Direction: Below are records to transcribe exactly, without their pictures.

##### Input material

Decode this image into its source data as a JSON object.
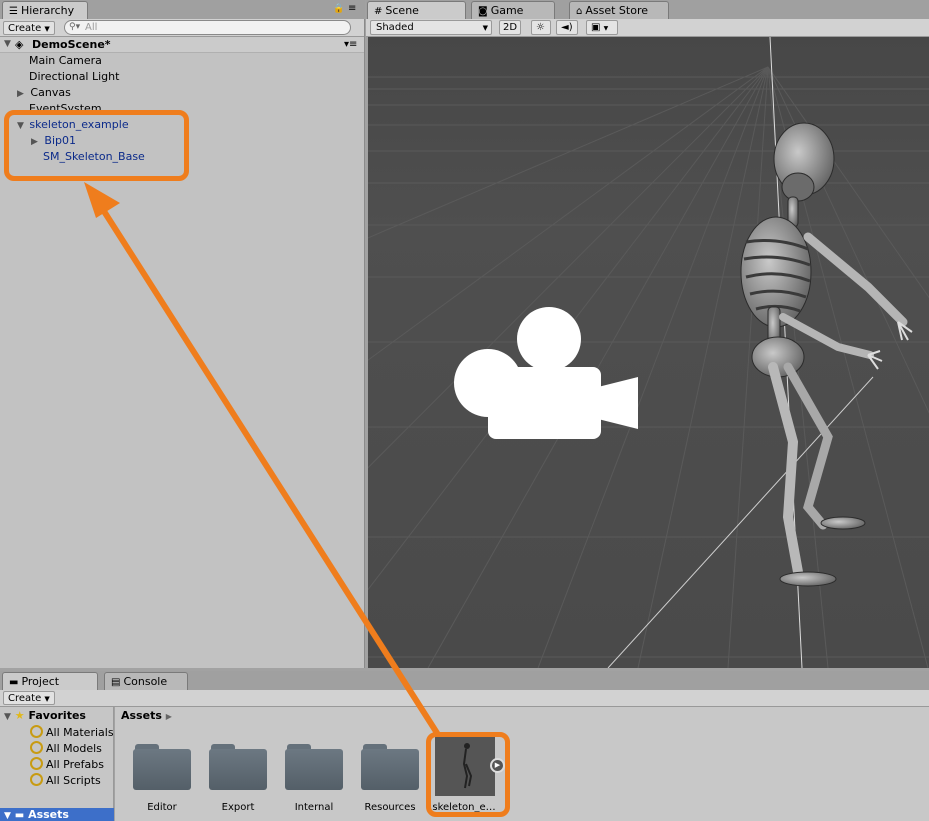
{
  "colors": {
    "highlight": "#ef7d1d",
    "selection_blue": "#3d6fc9",
    "viewport_bg": "#4a4a4a"
  },
  "hierarchy": {
    "tab_label": "Hierarchy",
    "create_label": "Create",
    "search_placeholder": "All",
    "scene_name": "DemoScene*",
    "items": [
      {
        "label": "Main Camera"
      },
      {
        "label": "Directional Light"
      },
      {
        "label": "Canvas"
      },
      {
        "label": "EventSystem"
      },
      {
        "label": "skeleton_example"
      },
      {
        "label": "Bip01"
      },
      {
        "label": "SM_Skeleton_Base"
      }
    ]
  },
  "scene": {
    "tabs": [
      {
        "label": "Scene",
        "icon": "grid-icon"
      },
      {
        "label": "Game",
        "icon": "game-icon"
      },
      {
        "label": "Asset Store",
        "icon": "store-icon"
      }
    ],
    "shading_mode": "Shaded",
    "mode_2d": "2D"
  },
  "project": {
    "tabs": [
      {
        "label": "Project",
        "icon": "folder-icon"
      },
      {
        "label": "Console",
        "icon": "console-icon"
      }
    ],
    "create_label": "Create",
    "favorites_label": "Favorites",
    "favorites": [
      {
        "label": "All Materials"
      },
      {
        "label": "All Models"
      },
      {
        "label": "All Prefabs"
      },
      {
        "label": "All Scripts"
      }
    ],
    "assets_label": "Assets",
    "breadcrumb": "Assets",
    "assets": [
      {
        "label": "Editor"
      },
      {
        "label": "Export"
      },
      {
        "label": "Internal"
      },
      {
        "label": "Resources"
      },
      {
        "label": "skeleton_e…"
      }
    ]
  }
}
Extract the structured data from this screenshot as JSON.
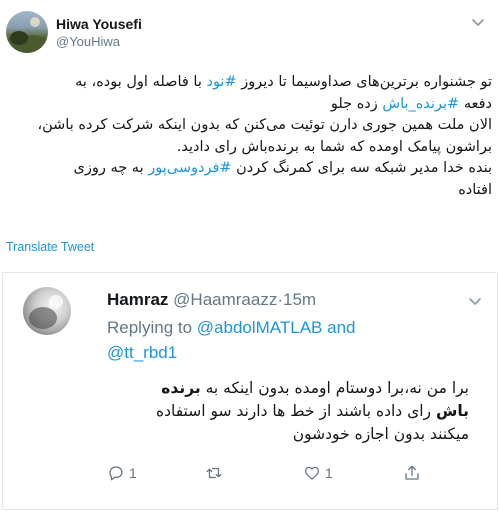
{
  "author": {
    "name": "Hiwa Yousefi",
    "handle": "@YouHiwa"
  },
  "tweet": {
    "line1": {
      "pre": "تو جشنواره برترین‌های صداوسیما تا دیروز ",
      "tag": "#نود",
      "post": " با فاصله اول بوده، به"
    },
    "line2": {
      "pre": "دفعه ",
      "tag": "#برنده_باش",
      "post": " زده جلو"
    },
    "line3": "الان ملت همین جوری دارن توئیت می‌کنن که بدون اینکه شرکت کرده باشن،",
    "line4": "براشون پیامک اومده که شما به برنده‌باش رای دادید.",
    "line5": {
      "pre": "بنده خدا مدیر شبکه سه برای کمرنگ کردن ",
      "tag": "#فردوسی‌پور",
      "post": " به چه روزی"
    },
    "line6": "افتاده"
  },
  "translate_label": "Translate Tweet",
  "reply": {
    "name": "Hamraz",
    "handle": "@Haamraazz",
    "dot": "·",
    "time": "15m",
    "replying_prefix": "Replying to ",
    "mention1": "@abdolMATLAB",
    "and": " and",
    "mention2": "@tt_rbd1",
    "body": {
      "line1_pre": "برا من نه،برا دوستام اومده بدون اینکه به ",
      "line1_bold": "برنده",
      "line2_bold": "باش",
      "line2_post": " رای داده باشند از خط ها دارند سو استفاده",
      "line3": "میکنند بدون اجازه خودشون"
    },
    "actions": {
      "reply_count": "1",
      "retweet_count": "",
      "like_count": "1"
    }
  },
  "icons": {
    "more": "chevron-down-icon",
    "reply": "reply-icon",
    "retweet": "retweet-icon",
    "like": "heart-icon",
    "share": "share-icon"
  },
  "colors": {
    "link": "#1b95e0",
    "muted": "#657786",
    "text": "#14171a"
  }
}
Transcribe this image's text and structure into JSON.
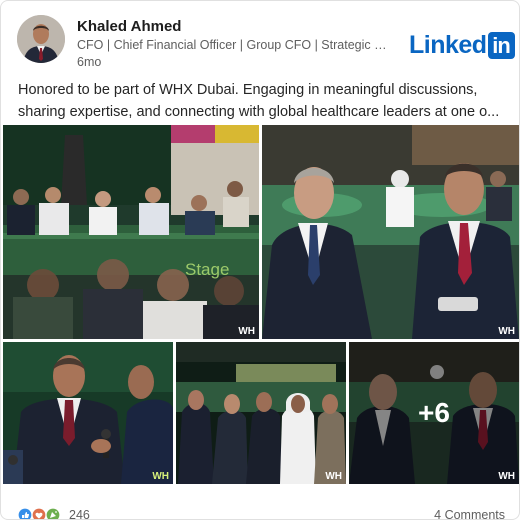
{
  "post": {
    "author_name": "Khaled Ahmed",
    "headline": "CFO | Chief Financial Officer | Group CFO | Strategic C...",
    "timestamp": "6mo",
    "body_line1": "Honored to be part of WHX Dubai. Engaging in meaningful discussions,",
    "body_line2": "sharing expertise, and connecting with global healthcare leaders at one o..."
  },
  "brand": {
    "word": "Linked",
    "badge": "in",
    "color": "#0a66c2"
  },
  "gallery": {
    "watermark": "WH",
    "more_label": "+6",
    "stage_sign": "Stage"
  },
  "engagement": {
    "reaction_icons": [
      "like-icon",
      "love-icon",
      "celebrate-icon"
    ],
    "reaction_count": "246",
    "comments_label": "4 Comments"
  }
}
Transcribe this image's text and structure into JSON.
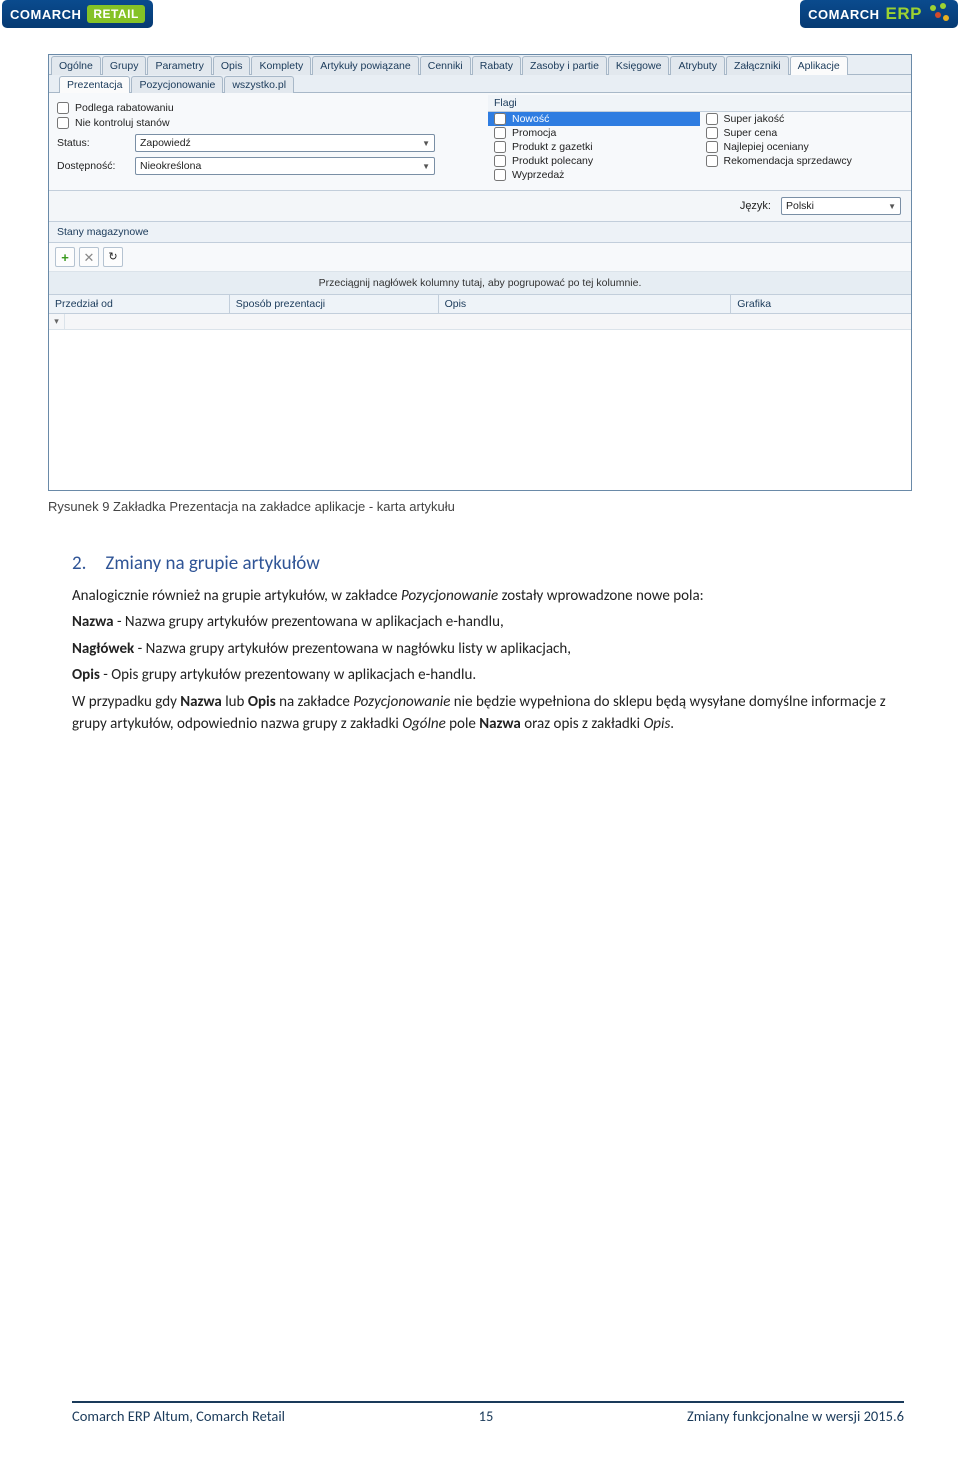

##########

Task solution:
Decode this image into its source data as a JSON object.
{
  "colors": {
    "highlight": "#ef7d1d",
    "selection_blue": "#3d6fc9",
    "viewport_bg": "#4a4a4a"
  },
  "hierarchy": {
    "tab_label": "Hierarchy",
    "create_label": "Create",
    "search_placeholder": "All",
    "scene_name": "DemoScene*",
    "items": [
      {
        "label": "Main Camera"
      },
      {
        "label": "Directional Light"
      },
      {
        "label": "Canvas"
      },
      {
        "label": "EventSystem"
      },
      {
        "label": "skeleton_example"
      },
      {
        "label": "Bip01"
      },
      {
        "label": "SM_Skeleton_Base"
      }
    ]
  },
  "scene": {
    "tabs": [
      {
        "label": "Scene",
        "icon": "grid-icon"
      },
      {
        "label": "Game",
        "icon": "game-icon"
      },
      {
        "label": "Asset Store",
        "icon": "store-icon"
      }
    ],
    "shading_mode": "Shaded",
    "mode_2d": "2D"
  },
  "project": {
    "tabs": [
      {
        "label": "Project",
        "icon": "folder-icon"
      },
      {
        "label": "Console",
        "icon": "console-icon"
      }
    ],
    "create_label": "Create",
    "favorites_label": "Favorites",
    "favorites": [
      {
        "label": "All Materials"
      },
      {
        "label": "All Models"
      },
      {
        "label": "All Prefabs"
      },
      {
        "label": "All Scripts"
      }
    ],
    "assets_label": "Assets",
    "breadcrumb": "Assets",
    "assets": [
      {
        "label": "Editor"
      },
      {
        "label": "Export"
      },
      {
        "label": "Internal"
      },
      {
        "label": "Resources"
      },
      {
        "label": "skeleton_e…"
      }
    ]
  }
}
Extract the structured data from this screenshot as JSON.
{
  "author": {
    "name": "Hiwa Yousefi",
    "handle": "@YouHiwa"
  },
  "tweet": {
    "line1": {
      "pre": "تو جشنواره برترین‌های صداوسیما تا دیروز ",
      "tag": "#نود",
      "post": " با فاصله اول بوده، به"
    },
    "line2": {
      "pre": "دفعه ",
      "tag": "#برنده_باش",
      "post": " زده جلو"
    },
    "line3": "الان ملت همین جوری دارن توئیت می‌کنن که بدون اینکه شرکت کرده باشن،",
    "line4": "براشون پیامک اومده که شما به برنده‌باش رای دادید.",
    "line5": {
      "pre": "بنده خدا مدیر شبکه سه برای کمرنگ کردن ",
      "tag": "#فردوسی‌پور",
      "post": " به چه روزی"
    },
    "line6": "افتاده"
  },
  "translate_label": "Translate Tweet",
  "reply": {
    "name": "Hamraz",
    "handle": "@Haamraazz",
    "dot": "·",
    "time": "15m",
    "replying_prefix": "Replying to ",
    "mention1": "@abdolMATLAB",
    "and": " and",
    "mention2": "@tt_rbd1",
    "body": {
      "line1_pre": "برا من نه،برا دوستام اومده بدون اینکه به ",
      "line1_bold": "برنده",
      "line2_bold": "باش",
      "line2_post": " رای داده باشند از خط ها دارند سو استفاده",
      "line3": "میکنند بدون اجازه خودشون"
    },
    "actions": {
      "reply_count": "1",
      "retweet_count": "",
      "like_count": "1"
    }
  },
  "icons": {
    "more": "chevron-down-icon",
    "reply": "reply-icon",
    "retweet": "retweet-icon",
    "like": "heart-icon",
    "share": "share-icon"
  },
  "colors": {
    "link": "#1b95e0",
    "muted": "#657786",
    "text": "#14171a"
  }
}
Transcribe this image's text and structure into JSON.
{
  "post": {
    "author_name": "Khaled Ahmed",
    "headline": "CFO | Chief Financial Officer | Group CFO | Strategic C...",
    "timestamp": "6mo",
    "body_line1": "Honored to be part of WHX Dubai. Engaging in meaningful discussions,",
    "body_line2": "sharing expertise, and connecting with global healthcare leaders at one o..."
  },
  "brand": {
    "word": "Linked",
    "badge": "in",
    "color": "#0a66c2"
  },
  "gallery": {
    "watermark": "WH",
    "more_label": "+6",
    "stage_sign": "Stage"
  },
  "engagement": {
    "reaction_icons": [
      "like-icon",
      "love-icon",
      "celebrate-icon"
    ],
    "reaction_count": "246",
    "comments_label": "4 Comments"
  }
}
Transcribe this image's text and structure into JSON.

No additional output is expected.